# Short problem:
Examine the records and identify each line that includes the string "ylabel". Copy those lines.

# Exercise input:

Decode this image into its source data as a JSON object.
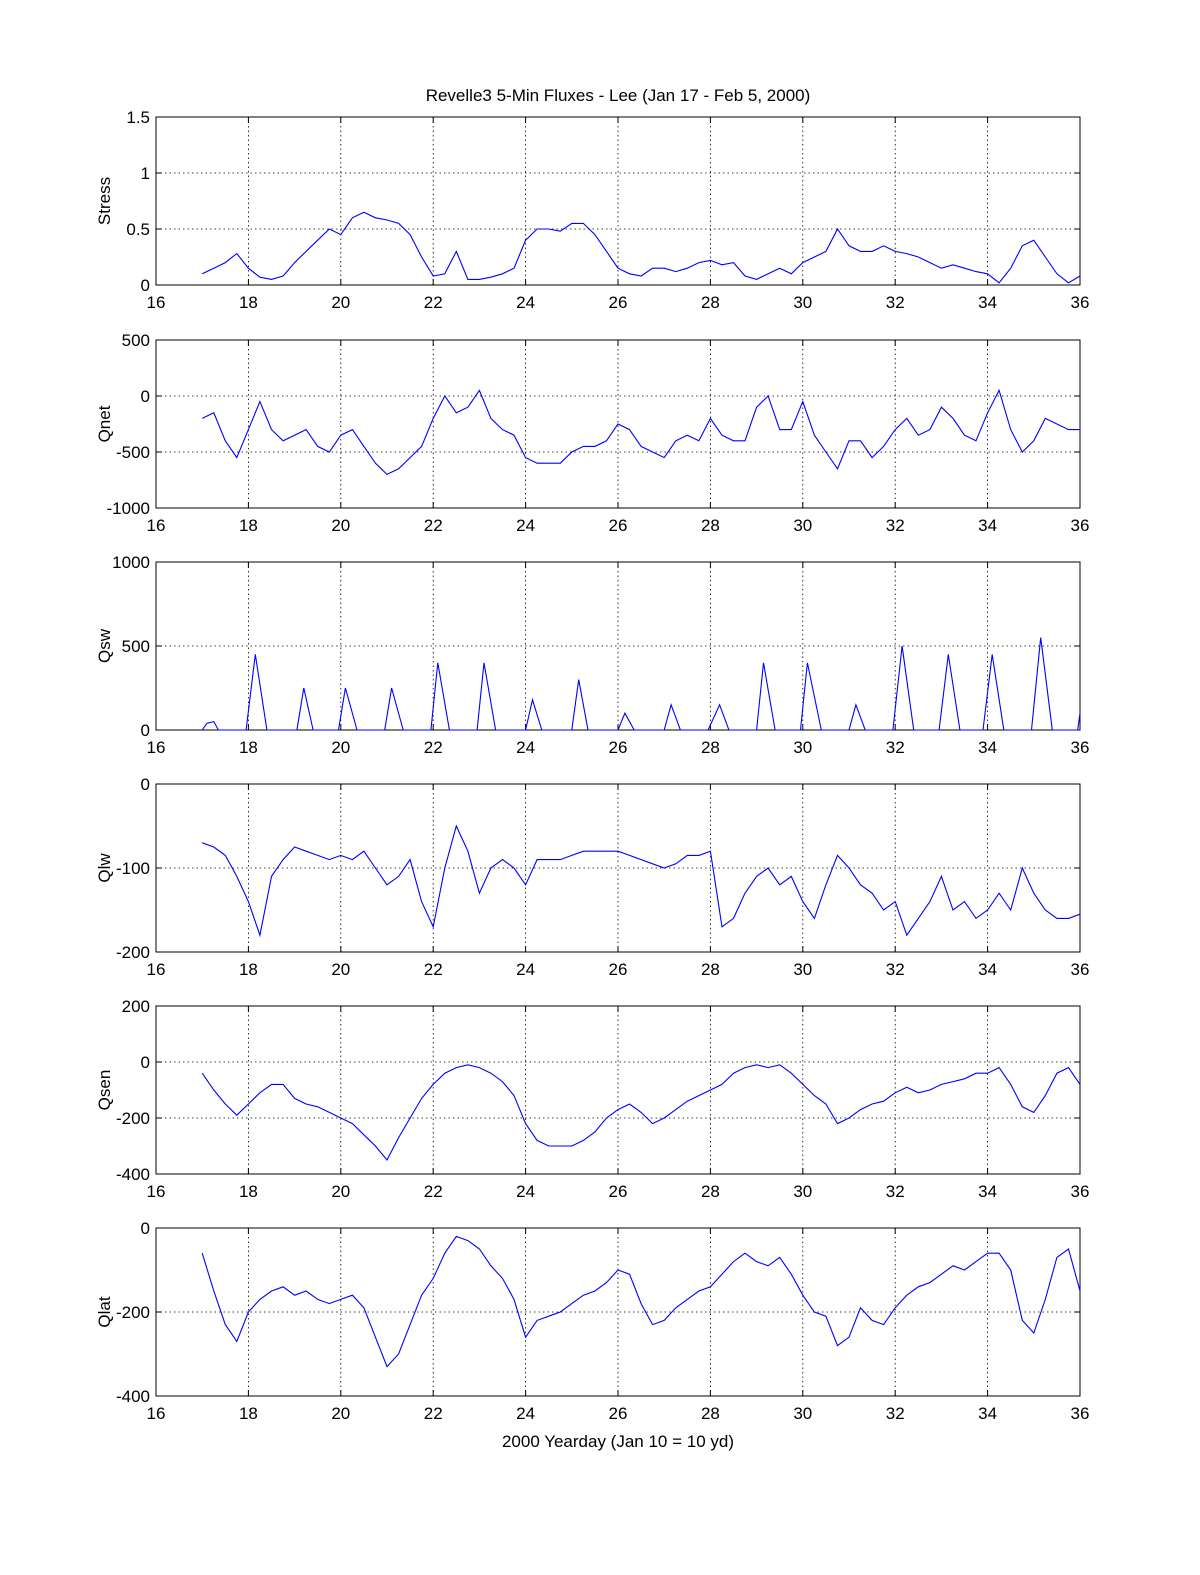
{
  "chart_data": {
    "type": "line",
    "title": "Revelle3 5-Min Fluxes - Lee (Jan 17 - Feb 5, 2000)",
    "xlabel": "2000 Yearday  (Jan 10 = 10 yd)",
    "xlim": [
      16,
      36
    ],
    "xticks": [
      "16",
      "18",
      "20",
      "22",
      "24",
      "26",
      "28",
      "30",
      "32",
      "34",
      "36"
    ],
    "grid": true,
    "line_color": "#0000ff",
    "x": [
      17,
      17.25,
      17.5,
      17.75,
      18,
      18.25,
      18.5,
      18.75,
      19,
      19.25,
      19.5,
      19.75,
      20,
      20.25,
      20.5,
      20.75,
      21,
      21.25,
      21.5,
      21.75,
      22,
      22.25,
      22.5,
      22.75,
      23,
      23.25,
      23.5,
      23.75,
      24,
      24.25,
      24.5,
      24.75,
      25,
      25.25,
      25.5,
      25.75,
      26,
      26.25,
      26.5,
      26.75,
      27,
      27.25,
      27.5,
      27.75,
      28,
      28.25,
      28.5,
      28.75,
      29,
      29.25,
      29.5,
      29.75,
      30,
      30.25,
      30.5,
      30.75,
      31,
      31.25,
      31.5,
      31.75,
      32,
      32.25,
      32.5,
      32.75,
      33,
      33.25,
      33.5,
      33.75,
      34,
      34.25,
      34.5,
      34.75,
      35,
      35.25,
      35.5,
      35.75,
      36
    ],
    "panels": [
      {
        "ylabel": "Stress",
        "ylim": [
          0,
          1.5
        ],
        "yticks": [
          "0",
          "0.5",
          "1",
          "1.5"
        ],
        "values": [
          0.1,
          0.15,
          0.2,
          0.28,
          0.15,
          0.07,
          0.05,
          0.08,
          0.2,
          0.3,
          0.4,
          0.5,
          0.45,
          0.6,
          0.65,
          0.6,
          0.58,
          0.55,
          0.45,
          0.25,
          0.08,
          0.1,
          0.3,
          0.05,
          0.05,
          0.07,
          0.1,
          0.15,
          0.4,
          0.5,
          0.5,
          0.48,
          0.55,
          0.55,
          0.45,
          0.3,
          0.15,
          0.1,
          0.08,
          0.15,
          0.15,
          0.12,
          0.15,
          0.2,
          0.22,
          0.18,
          0.2,
          0.08,
          0.05,
          0.1,
          0.15,
          0.1,
          0.2,
          0.25,
          0.3,
          0.5,
          0.35,
          0.3,
          0.3,
          0.35,
          0.3,
          0.28,
          0.25,
          0.2,
          0.15,
          0.18,
          0.15,
          0.12,
          0.1,
          0.02,
          0.15,
          0.35,
          0.4,
          0.25,
          0.1,
          0.02,
          0.08
        ]
      },
      {
        "ylabel": "Qnet",
        "ylim": [
          -1000,
          500
        ],
        "yticks": [
          "-1000",
          "-500",
          "0",
          "500"
        ],
        "values": [
          -200,
          -150,
          -400,
          -550,
          -300,
          -50,
          -300,
          -400,
          -350,
          -300,
          -450,
          -500,
          -350,
          -300,
          -450,
          -600,
          -700,
          -650,
          -550,
          -450,
          -200,
          0,
          -150,
          -100,
          50,
          -200,
          -300,
          -350,
          -550,
          -600,
          -600,
          -600,
          -500,
          -450,
          -450,
          -400,
          -250,
          -300,
          -450,
          -500,
          -550,
          -400,
          -350,
          -400,
          -200,
          -350,
          -400,
          -400,
          -100,
          0,
          -300,
          -300,
          -50,
          -350,
          -500,
          -650,
          -400,
          -400,
          -550,
          -450,
          -300,
          -200,
          -350,
          -300,
          -100,
          -200,
          -350,
          -400,
          -150,
          50,
          -300,
          -500,
          -400,
          -200,
          -250,
          -300,
          -300
        ]
      },
      {
        "ylabel": "Qsw",
        "ylim": [
          0,
          1000
        ],
        "yticks": [
          "0",
          "500",
          "1000"
        ],
        "points": [
          [
            17,
            0
          ],
          [
            17.1,
            40
          ],
          [
            17.25,
            50
          ],
          [
            17.35,
            0
          ],
          [
            17.95,
            0
          ],
          [
            18.15,
            450
          ],
          [
            18.4,
            0
          ],
          [
            19.05,
            0
          ],
          [
            19.2,
            250
          ],
          [
            19.4,
            0
          ],
          [
            19.95,
            0
          ],
          [
            20.1,
            250
          ],
          [
            20.35,
            0
          ],
          [
            20.95,
            0
          ],
          [
            21.1,
            250
          ],
          [
            21.35,
            0
          ],
          [
            21.95,
            0
          ],
          [
            22.1,
            400
          ],
          [
            22.35,
            0
          ],
          [
            22.95,
            0
          ],
          [
            23.1,
            400
          ],
          [
            23.35,
            0
          ],
          [
            24.0,
            0
          ],
          [
            24.15,
            180
          ],
          [
            24.35,
            0
          ],
          [
            25.0,
            0
          ],
          [
            25.15,
            300
          ],
          [
            25.35,
            0
          ],
          [
            26.0,
            0
          ],
          [
            26.15,
            100
          ],
          [
            26.35,
            0
          ],
          [
            27.0,
            0
          ],
          [
            27.15,
            150
          ],
          [
            27.35,
            0
          ],
          [
            27.95,
            0
          ],
          [
            28.2,
            150
          ],
          [
            28.4,
            0
          ],
          [
            29.0,
            0
          ],
          [
            29.15,
            400
          ],
          [
            29.4,
            0
          ],
          [
            29.95,
            0
          ],
          [
            30.1,
            400
          ],
          [
            30.4,
            0
          ],
          [
            31.0,
            0
          ],
          [
            31.15,
            150
          ],
          [
            31.35,
            0
          ],
          [
            31.95,
            0
          ],
          [
            32.15,
            500
          ],
          [
            32.4,
            0
          ],
          [
            32.95,
            0
          ],
          [
            33.15,
            450
          ],
          [
            33.4,
            0
          ],
          [
            33.9,
            0
          ],
          [
            34.1,
            450
          ],
          [
            34.35,
            0
          ],
          [
            34.95,
            0
          ],
          [
            35.15,
            550
          ],
          [
            35.4,
            0
          ],
          [
            35.95,
            0
          ],
          [
            36,
            100
          ]
        ]
      },
      {
        "ylabel": "Qlw",
        "ylim": [
          -200,
          0
        ],
        "yticks": [
          "-200",
          "-100",
          "0"
        ],
        "values": [
          -70,
          -75,
          -85,
          -110,
          -140,
          -180,
          -110,
          -90,
          -75,
          -80,
          -85,
          -90,
          -85,
          -90,
          -80,
          -100,
          -120,
          -110,
          -90,
          -140,
          -170,
          -100,
          -50,
          -80,
          -130,
          -100,
          -90,
          -100,
          -120,
          -90,
          -90,
          -90,
          -85,
          -80,
          -80,
          -80,
          -80,
          -85,
          -90,
          -95,
          -100,
          -95,
          -85,
          -85,
          -80,
          -170,
          -160,
          -130,
          -110,
          -100,
          -120,
          -110,
          -140,
          -160,
          -120,
          -85,
          -100,
          -120,
          -130,
          -150,
          -140,
          -180,
          -160,
          -140,
          -110,
          -150,
          -140,
          -160,
          -150,
          -130,
          -150,
          -100,
          -130,
          -150,
          -160,
          -160,
          -155
        ]
      },
      {
        "ylabel": "Qsen",
        "ylim": [
          -400,
          200
        ],
        "yticks": [
          "-400",
          "-200",
          "0",
          "200"
        ],
        "values": [
          -40,
          -100,
          -150,
          -190,
          -150,
          -110,
          -80,
          -80,
          -130,
          -150,
          -160,
          -180,
          -200,
          -220,
          -260,
          -300,
          -350,
          -270,
          -200,
          -130,
          -80,
          -40,
          -20,
          -10,
          -20,
          -40,
          -70,
          -120,
          -220,
          -280,
          -300,
          -300,
          -300,
          -280,
          -250,
          -200,
          -170,
          -150,
          -180,
          -220,
          -200,
          -170,
          -140,
          -120,
          -100,
          -80,
          -40,
          -20,
          -10,
          -20,
          -10,
          -40,
          -80,
          -120,
          -150,
          -220,
          -200,
          -170,
          -150,
          -140,
          -110,
          -90,
          -110,
          -100,
          -80,
          -70,
          -60,
          -40,
          -40,
          -20,
          -80,
          -160,
          -180,
          -120,
          -40,
          -20,
          -80
        ]
      },
      {
        "ylabel": "Qlat",
        "ylim": [
          -400,
          0
        ],
        "yticks": [
          "-400",
          "-200",
          "0"
        ],
        "values": [
          -60,
          -150,
          -230,
          -270,
          -200,
          -170,
          -150,
          -140,
          -160,
          -150,
          -170,
          -180,
          -170,
          -160,
          -190,
          -260,
          -330,
          -300,
          -230,
          -160,
          -120,
          -60,
          -20,
          -30,
          -50,
          -90,
          -120,
          -170,
          -260,
          -220,
          -210,
          -200,
          -180,
          -160,
          -150,
          -130,
          -100,
          -110,
          -180,
          -230,
          -220,
          -190,
          -170,
          -150,
          -140,
          -110,
          -80,
          -60,
          -80,
          -90,
          -70,
          -110,
          -160,
          -200,
          -210,
          -280,
          -260,
          -190,
          -220,
          -230,
          -190,
          -160,
          -140,
          -130,
          -110,
          -90,
          -100,
          -80,
          -60,
          -60,
          -100,
          -220,
          -250,
          -170,
          -70,
          -50,
          -150
        ]
      }
    ]
  }
}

# Expected answer:
        "ylabel": "Stress",
        "ylabel": "Qnet",
        "ylabel": "Qsw",
        "ylabel": "Qlw",
        "ylabel": "Qsen",
        "ylabel": "Qlat",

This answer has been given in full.